- **GIVEN TASK**: Transcribe the material exactly. Images do not belong in the copy.

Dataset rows
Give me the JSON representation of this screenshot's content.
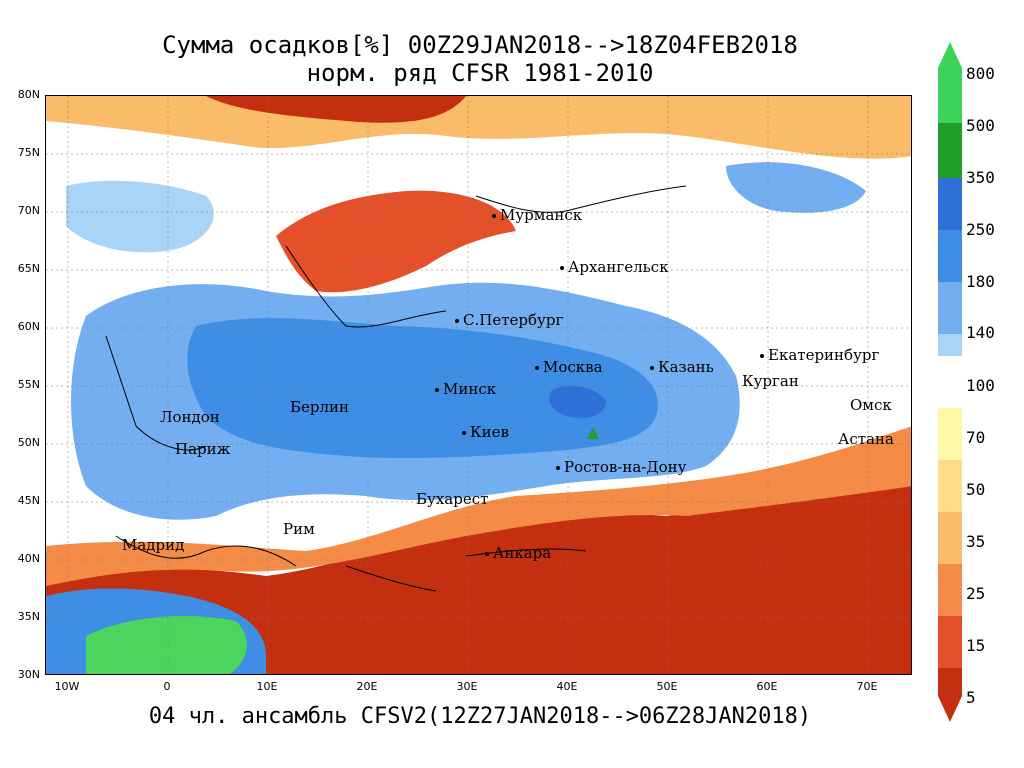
{
  "title": {
    "line1": "Сумма осадков[%] 00Z29JAN2018-->18Z04FEB2018",
    "line2": "норм. ряд CFSR 1981-2010"
  },
  "footer": "04 чл. ансамбль CFSV2(12Z27JAN2018-->06Z28JAN2018)",
  "map": {
    "lat_labels": [
      "80N",
      "75N",
      "70N",
      "65N",
      "60N",
      "55N",
      "50N",
      "45N",
      "40N",
      "35N",
      "30N"
    ],
    "lon_labels": [
      "10W",
      "0",
      "10E",
      "20E",
      "30E",
      "40E",
      "50E",
      "60E",
      "70E"
    ],
    "cities": [
      {
        "name": "Мурманск"
      },
      {
        "name": "Архангельск"
      },
      {
        "name": "С.Петербург"
      },
      {
        "name": "Москва"
      },
      {
        "name": "Казань"
      },
      {
        "name": "Екатеринбург"
      },
      {
        "name": "Курган"
      },
      {
        "name": "Омск"
      },
      {
        "name": "Астана"
      },
      {
        "name": "Минск"
      },
      {
        "name": "Берлин"
      },
      {
        "name": "Лондон"
      },
      {
        "name": "Париж"
      },
      {
        "name": "Киев"
      },
      {
        "name": "Ростов-на-Дону"
      },
      {
        "name": "Бухарест"
      },
      {
        "name": "Рим"
      },
      {
        "name": "Мадрид"
      },
      {
        "name": "Анкара"
      }
    ]
  },
  "colorbar": {
    "ticks": [
      "800",
      "500",
      "350",
      "250",
      "180",
      "140",
      "100",
      "70",
      "50",
      "35",
      "25",
      "15",
      "5"
    ],
    "colors": {
      "800": "#3cd35a",
      "500": "#1f9e2a",
      "350": "#2f6fd8",
      "250": "#3f8ee6",
      "180": "#72aef0",
      "140": "#a9d4f5",
      "100": "#d6f4f8",
      "100w": "#ffffff",
      "70": "#fff8a8",
      "50": "#fddc8c",
      "35": "#fbbc6a",
      "25": "#f48c48",
      "15": "#e3502a",
      "5": "#c4300f"
    }
  },
  "colors": {
    "brown_dark": "#b82a0a",
    "orange": "#f39a4d",
    "light_orange": "#fcd49a",
    "blue_light": "#b6def6",
    "blue_mid": "#6fabec",
    "blue_dark": "#3b7fdf",
    "green": "#4cd55e"
  }
}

- **ANSWER BELOW**:
Give me the JSON representation of this screenshot's content.
{
  "title": {
    "line1": "Сумма осадков[%] 00Z29JAN2018-->18Z04FEB2018",
    "line2": "норм. ряд CFSR 1981-2010"
  },
  "footer": "04 чл. ансамбль CFSV2(12Z27JAN2018-->06Z28JAN2018)",
  "map": {
    "lat_labels": [
      "80N",
      "75N",
      "70N",
      "65N",
      "60N",
      "55N",
      "50N",
      "45N",
      "40N",
      "35N",
      "30N"
    ],
    "lon_labels": [
      "10W",
      "0",
      "10E",
      "20E",
      "30E",
      "40E",
      "50E",
      "60E",
      "70E"
    ],
    "cities": [
      {
        "name": "Мурманск"
      },
      {
        "name": "Архангельск"
      },
      {
        "name": "С.Петербург"
      },
      {
        "name": "Москва"
      },
      {
        "name": "Казань"
      },
      {
        "name": "Екатеринбург"
      },
      {
        "name": "Курган"
      },
      {
        "name": "Омск"
      },
      {
        "name": "Астана"
      },
      {
        "name": "Минск"
      },
      {
        "name": "Берлин"
      },
      {
        "name": "Лондон"
      },
      {
        "name": "Париж"
      },
      {
        "name": "Киев"
      },
      {
        "name": "Ростов-на-Дону"
      },
      {
        "name": "Бухарест"
      },
      {
        "name": "Рим"
      },
      {
        "name": "Мадрид"
      },
      {
        "name": "Анкара"
      }
    ]
  },
  "colorbar": {
    "ticks": [
      "800",
      "500",
      "350",
      "250",
      "180",
      "140",
      "100",
      "70",
      "50",
      "35",
      "25",
      "15",
      "5"
    ],
    "colors": {
      "800": "#3cd35a",
      "500": "#1f9e2a",
      "350": "#2f6fd8",
      "250": "#3f8ee6",
      "180": "#72aef0",
      "140": "#a9d4f5",
      "100": "#d6f4f8",
      "100w": "#ffffff",
      "70": "#fff8a8",
      "50": "#fddc8c",
      "35": "#fbbc6a",
      "25": "#f48c48",
      "15": "#e3502a",
      "5": "#c4300f"
    }
  },
  "colors": {
    "brown_dark": "#b82a0a",
    "orange": "#f39a4d",
    "light_orange": "#fcd49a",
    "blue_light": "#b6def6",
    "blue_mid": "#6fabec",
    "blue_dark": "#3b7fdf",
    "green": "#4cd55e"
  }
}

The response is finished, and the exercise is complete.